--- GIVEN INFORMATION ---
= = = = = = =
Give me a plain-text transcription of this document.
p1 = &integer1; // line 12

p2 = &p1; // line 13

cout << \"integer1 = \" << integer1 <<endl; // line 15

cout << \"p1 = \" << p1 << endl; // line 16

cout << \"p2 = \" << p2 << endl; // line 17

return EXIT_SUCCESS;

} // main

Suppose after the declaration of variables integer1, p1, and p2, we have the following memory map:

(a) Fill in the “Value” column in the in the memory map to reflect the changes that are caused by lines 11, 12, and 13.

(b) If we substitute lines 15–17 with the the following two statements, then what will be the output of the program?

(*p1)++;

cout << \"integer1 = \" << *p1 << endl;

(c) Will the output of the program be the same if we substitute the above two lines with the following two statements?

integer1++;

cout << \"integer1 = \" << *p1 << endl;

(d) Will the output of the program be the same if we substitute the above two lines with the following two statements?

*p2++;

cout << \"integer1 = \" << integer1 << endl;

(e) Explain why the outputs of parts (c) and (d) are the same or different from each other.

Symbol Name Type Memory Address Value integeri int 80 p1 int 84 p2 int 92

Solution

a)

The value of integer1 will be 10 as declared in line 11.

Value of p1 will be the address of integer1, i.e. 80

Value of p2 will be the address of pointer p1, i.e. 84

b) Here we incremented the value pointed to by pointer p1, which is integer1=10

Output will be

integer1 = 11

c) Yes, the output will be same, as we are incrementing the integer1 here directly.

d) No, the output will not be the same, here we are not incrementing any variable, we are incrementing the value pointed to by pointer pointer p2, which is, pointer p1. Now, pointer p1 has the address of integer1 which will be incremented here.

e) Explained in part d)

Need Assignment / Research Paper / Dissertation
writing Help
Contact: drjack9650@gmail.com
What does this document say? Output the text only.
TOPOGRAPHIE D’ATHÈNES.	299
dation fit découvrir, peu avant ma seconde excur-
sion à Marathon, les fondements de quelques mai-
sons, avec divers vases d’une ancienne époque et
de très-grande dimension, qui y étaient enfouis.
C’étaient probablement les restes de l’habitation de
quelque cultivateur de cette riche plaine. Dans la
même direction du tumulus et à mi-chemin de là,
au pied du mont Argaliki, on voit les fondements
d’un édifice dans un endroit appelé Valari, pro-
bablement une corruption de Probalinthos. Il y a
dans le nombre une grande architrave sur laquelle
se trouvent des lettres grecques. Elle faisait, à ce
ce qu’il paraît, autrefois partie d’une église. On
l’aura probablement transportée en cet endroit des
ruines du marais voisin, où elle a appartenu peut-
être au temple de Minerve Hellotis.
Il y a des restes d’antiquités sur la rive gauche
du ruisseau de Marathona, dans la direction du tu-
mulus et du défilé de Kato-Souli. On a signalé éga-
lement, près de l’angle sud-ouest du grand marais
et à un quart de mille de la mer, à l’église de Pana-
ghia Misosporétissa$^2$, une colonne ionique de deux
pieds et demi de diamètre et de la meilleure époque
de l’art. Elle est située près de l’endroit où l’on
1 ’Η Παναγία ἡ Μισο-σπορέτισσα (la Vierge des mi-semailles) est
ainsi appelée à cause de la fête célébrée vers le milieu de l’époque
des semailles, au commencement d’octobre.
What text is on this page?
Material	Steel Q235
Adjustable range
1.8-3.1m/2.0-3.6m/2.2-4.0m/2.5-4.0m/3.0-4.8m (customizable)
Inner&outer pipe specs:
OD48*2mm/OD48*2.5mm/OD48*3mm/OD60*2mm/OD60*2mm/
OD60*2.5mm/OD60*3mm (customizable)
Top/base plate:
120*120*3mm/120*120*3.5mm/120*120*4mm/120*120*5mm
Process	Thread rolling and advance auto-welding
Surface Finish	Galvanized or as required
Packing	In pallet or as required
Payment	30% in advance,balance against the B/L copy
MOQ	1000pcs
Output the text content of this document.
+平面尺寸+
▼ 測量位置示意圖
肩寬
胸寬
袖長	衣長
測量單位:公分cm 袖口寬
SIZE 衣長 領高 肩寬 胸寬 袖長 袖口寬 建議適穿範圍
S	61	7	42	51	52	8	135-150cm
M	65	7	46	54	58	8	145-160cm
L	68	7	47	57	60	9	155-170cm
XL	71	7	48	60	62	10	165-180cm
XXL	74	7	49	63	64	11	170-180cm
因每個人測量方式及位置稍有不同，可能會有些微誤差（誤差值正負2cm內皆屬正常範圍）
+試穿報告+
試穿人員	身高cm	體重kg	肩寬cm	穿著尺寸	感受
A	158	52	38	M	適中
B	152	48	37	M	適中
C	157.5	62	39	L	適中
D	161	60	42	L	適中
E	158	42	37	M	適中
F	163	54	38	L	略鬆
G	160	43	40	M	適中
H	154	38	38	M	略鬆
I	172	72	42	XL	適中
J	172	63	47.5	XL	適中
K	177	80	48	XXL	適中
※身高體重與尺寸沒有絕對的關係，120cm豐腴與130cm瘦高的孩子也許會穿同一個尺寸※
= = = = = = =
--- WORK REQUIRED ---
Only the number is wanted: how many lines of the material contain the word "document"?

--- ANSWER BELOW ---
3